[Directions]:
Render every entry verbatim.

(Data entries for graphics)
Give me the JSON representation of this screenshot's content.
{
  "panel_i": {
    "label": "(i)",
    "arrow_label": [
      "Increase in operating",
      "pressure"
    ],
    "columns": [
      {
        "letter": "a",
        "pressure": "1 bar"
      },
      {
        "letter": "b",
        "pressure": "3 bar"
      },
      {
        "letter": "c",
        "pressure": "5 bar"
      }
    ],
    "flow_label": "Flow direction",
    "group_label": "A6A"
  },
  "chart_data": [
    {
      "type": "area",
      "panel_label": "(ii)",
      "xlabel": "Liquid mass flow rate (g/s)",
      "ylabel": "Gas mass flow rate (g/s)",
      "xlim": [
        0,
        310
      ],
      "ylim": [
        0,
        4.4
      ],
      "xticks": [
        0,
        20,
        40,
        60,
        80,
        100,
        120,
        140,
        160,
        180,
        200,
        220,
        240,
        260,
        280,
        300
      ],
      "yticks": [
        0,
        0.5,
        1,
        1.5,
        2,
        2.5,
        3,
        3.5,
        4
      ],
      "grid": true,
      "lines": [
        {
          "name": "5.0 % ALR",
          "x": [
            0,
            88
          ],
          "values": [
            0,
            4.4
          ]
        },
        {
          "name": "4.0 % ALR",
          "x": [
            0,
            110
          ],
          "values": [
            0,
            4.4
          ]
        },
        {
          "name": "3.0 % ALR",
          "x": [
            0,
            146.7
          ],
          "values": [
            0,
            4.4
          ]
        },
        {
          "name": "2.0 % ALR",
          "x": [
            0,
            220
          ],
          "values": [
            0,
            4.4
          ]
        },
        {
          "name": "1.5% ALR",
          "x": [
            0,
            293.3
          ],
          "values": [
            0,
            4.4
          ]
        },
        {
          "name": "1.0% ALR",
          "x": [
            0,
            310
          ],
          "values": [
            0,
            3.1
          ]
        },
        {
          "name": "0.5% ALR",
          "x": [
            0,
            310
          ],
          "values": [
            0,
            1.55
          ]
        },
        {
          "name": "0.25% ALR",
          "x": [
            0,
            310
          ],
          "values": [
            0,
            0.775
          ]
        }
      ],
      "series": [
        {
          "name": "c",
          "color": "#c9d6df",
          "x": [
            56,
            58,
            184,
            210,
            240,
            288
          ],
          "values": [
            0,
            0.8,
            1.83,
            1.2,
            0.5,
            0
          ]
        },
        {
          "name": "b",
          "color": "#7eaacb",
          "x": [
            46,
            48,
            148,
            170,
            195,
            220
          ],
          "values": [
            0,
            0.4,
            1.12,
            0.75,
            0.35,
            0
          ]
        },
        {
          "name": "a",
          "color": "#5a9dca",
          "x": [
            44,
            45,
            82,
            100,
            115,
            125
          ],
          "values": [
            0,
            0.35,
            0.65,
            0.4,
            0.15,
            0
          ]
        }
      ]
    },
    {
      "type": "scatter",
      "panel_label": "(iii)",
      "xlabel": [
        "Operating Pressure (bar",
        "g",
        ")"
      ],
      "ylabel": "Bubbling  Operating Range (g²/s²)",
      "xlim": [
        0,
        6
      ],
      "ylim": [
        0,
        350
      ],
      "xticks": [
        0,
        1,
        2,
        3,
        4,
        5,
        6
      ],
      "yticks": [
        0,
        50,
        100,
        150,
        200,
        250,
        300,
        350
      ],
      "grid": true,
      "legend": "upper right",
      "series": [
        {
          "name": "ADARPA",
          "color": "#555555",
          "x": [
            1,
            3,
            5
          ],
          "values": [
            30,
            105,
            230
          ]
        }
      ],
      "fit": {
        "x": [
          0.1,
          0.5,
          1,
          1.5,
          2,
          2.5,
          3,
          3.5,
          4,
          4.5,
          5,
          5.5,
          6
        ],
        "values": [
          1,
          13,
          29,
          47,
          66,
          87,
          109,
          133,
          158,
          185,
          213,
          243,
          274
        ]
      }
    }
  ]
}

[Result for this task]:
Give me the JSON representation of this screenshot's content.
{
  "panel_i": {
    "label": "(i)",
    "arrow_label": [
      "Increase in operating",
      "pressure"
    ],
    "columns": [
      {
        "letter": "a",
        "pressure": "1 bar"
      },
      {
        "letter": "b",
        "pressure": "3 bar"
      },
      {
        "letter": "c",
        "pressure": "5 bar"
      }
    ],
    "flow_label": "Flow direction",
    "group_label": "A6A"
  },
  "chart_data": [
    {
      "type": "area",
      "panel_label": "(ii)",
      "xlabel": "Liquid mass flow rate (g/s)",
      "ylabel": "Gas mass flow rate (g/s)",
      "xlim": [
        0,
        310
      ],
      "ylim": [
        0,
        4.4
      ],
      "xticks": [
        0,
        20,
        40,
        60,
        80,
        100,
        120,
        140,
        160,
        180,
        200,
        220,
        240,
        260,
        280,
        300
      ],
      "yticks": [
        0,
        0.5,
        1,
        1.5,
        2,
        2.5,
        3,
        3.5,
        4
      ],
      "grid": true,
      "lines": [
        {
          "name": "5.0 % ALR",
          "x": [
            0,
            88
          ],
          "values": [
            0,
            4.4
          ]
        },
        {
          "name": "4.0 % ALR",
          "x": [
            0,
            110
          ],
          "values": [
            0,
            4.4
          ]
        },
        {
          "name": "3.0 % ALR",
          "x": [
            0,
            146.7
          ],
          "values": [
            0,
            4.4
          ]
        },
        {
          "name": "2.0 % ALR",
          "x": [
            0,
            220
          ],
          "values": [
            0,
            4.4
          ]
        },
        {
          "name": "1.5% ALR",
          "x": [
            0,
            293.3
          ],
          "values": [
            0,
            4.4
          ]
        },
        {
          "name": "1.0% ALR",
          "x": [
            0,
            310
          ],
          "values": [
            0,
            3.1
          ]
        },
        {
          "name": "0.5% ALR",
          "x": [
            0,
            310
          ],
          "values": [
            0,
            1.55
          ]
        },
        {
          "name": "0.25% ALR",
          "x": [
            0,
            310
          ],
          "values": [
            0,
            0.775
          ]
        }
      ],
      "series": [
        {
          "name": "c",
          "color": "#c9d6df",
          "x": [
            56,
            58,
            184,
            210,
            240,
            288
          ],
          "values": [
            0,
            0.8,
            1.83,
            1.2,
            0.5,
            0
          ]
        },
        {
          "name": "b",
          "color": "#7eaacb",
          "x": [
            46,
            48,
            148,
            170,
            195,
            220
          ],
          "values": [
            0,
            0.4,
            1.12,
            0.75,
            0.35,
            0
          ]
        },
        {
          "name": "a",
          "color": "#5a9dca",
          "x": [
            44,
            45,
            82,
            100,
            115,
            125
          ],
          "values": [
            0,
            0.35,
            0.65,
            0.4,
            0.15,
            0
          ]
        }
      ]
    },
    {
      "type": "scatter",
      "panel_label": "(iii)",
      "xlabel": [
        "Operating Pressure (bar",
        "g",
        ")"
      ],
      "ylabel": "Bubbling  Operating Range (g²/s²)",
      "xlim": [
        0,
        6
      ],
      "ylim": [
        0,
        350
      ],
      "xticks": [
        0,
        1,
        2,
        3,
        4,
        5,
        6
      ],
      "yticks": [
        0,
        50,
        100,
        150,
        200,
        250,
        300,
        350
      ],
      "grid": true,
      "legend": "upper right",
      "series": [
        {
          "name": "ADARPA",
          "color": "#555555",
          "x": [
            1,
            3,
            5
          ],
          "values": [
            30,
            105,
            230
          ]
        }
      ],
      "fit": {
        "x": [
          0.1,
          0.5,
          1,
          1.5,
          2,
          2.5,
          3,
          3.5,
          4,
          4.5,
          5,
          5.5,
          6
        ],
        "values": [
          1,
          13,
          29,
          47,
          66,
          87,
          109,
          133,
          158,
          185,
          213,
          243,
          274
        ]
      }
    }
  ]
}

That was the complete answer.